### Set exercise
Report every line from the material that contains the word "localhost".

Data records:
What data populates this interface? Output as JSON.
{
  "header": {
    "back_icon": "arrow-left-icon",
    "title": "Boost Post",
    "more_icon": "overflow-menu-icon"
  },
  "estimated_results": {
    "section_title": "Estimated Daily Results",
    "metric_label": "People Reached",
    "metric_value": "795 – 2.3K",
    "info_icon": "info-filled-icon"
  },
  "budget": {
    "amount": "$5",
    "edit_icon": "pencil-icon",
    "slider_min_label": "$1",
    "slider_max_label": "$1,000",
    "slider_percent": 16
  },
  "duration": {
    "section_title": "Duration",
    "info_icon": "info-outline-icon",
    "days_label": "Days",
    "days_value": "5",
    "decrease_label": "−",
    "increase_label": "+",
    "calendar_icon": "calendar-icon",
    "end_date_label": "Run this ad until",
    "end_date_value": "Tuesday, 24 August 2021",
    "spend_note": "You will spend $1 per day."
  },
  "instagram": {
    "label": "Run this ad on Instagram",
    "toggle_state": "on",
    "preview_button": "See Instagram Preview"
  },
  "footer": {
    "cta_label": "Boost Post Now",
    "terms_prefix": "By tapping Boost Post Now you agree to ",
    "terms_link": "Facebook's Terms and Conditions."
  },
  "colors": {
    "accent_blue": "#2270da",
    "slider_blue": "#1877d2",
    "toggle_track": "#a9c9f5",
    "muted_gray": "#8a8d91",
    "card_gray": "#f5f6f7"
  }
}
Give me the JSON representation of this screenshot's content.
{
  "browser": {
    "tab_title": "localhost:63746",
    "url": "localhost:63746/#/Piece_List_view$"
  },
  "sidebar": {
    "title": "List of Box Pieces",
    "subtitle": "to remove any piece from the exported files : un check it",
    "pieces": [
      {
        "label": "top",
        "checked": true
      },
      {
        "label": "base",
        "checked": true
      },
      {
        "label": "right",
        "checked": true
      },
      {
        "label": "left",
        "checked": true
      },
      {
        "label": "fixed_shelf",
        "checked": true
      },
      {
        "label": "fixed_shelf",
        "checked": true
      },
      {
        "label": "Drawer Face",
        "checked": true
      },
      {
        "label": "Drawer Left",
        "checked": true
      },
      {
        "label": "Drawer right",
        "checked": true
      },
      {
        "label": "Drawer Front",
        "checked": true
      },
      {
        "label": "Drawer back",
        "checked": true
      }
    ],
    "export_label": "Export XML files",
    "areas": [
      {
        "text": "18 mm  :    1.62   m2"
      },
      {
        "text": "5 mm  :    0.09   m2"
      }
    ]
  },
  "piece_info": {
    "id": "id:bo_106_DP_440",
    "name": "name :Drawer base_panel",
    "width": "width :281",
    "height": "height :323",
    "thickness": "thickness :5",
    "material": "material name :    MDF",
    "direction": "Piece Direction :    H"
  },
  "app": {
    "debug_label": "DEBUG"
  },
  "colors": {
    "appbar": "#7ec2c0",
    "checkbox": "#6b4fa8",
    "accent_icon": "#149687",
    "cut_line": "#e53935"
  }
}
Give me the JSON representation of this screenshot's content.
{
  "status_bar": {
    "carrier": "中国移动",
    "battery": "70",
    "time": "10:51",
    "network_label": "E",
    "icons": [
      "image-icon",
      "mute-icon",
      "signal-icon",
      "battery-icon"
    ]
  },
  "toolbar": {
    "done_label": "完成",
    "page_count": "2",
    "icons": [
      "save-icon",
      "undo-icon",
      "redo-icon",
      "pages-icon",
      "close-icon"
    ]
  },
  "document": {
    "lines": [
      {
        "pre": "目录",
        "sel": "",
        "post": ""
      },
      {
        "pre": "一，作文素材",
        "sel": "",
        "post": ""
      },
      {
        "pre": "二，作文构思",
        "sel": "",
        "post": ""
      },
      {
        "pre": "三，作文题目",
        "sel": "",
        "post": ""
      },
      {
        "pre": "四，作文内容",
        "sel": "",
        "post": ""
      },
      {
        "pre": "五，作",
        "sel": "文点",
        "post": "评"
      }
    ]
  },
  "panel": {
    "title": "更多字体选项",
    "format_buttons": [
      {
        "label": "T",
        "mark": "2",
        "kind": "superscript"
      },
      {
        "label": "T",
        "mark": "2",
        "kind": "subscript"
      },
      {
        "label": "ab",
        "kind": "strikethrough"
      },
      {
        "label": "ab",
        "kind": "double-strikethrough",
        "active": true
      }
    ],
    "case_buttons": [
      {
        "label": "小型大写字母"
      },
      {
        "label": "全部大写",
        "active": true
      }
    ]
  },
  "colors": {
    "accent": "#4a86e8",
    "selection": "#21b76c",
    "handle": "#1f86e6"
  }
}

### Solution below
    "tab_title": "localhost:63746",
    "url": "localhost:63746/#/Piece_List_view$"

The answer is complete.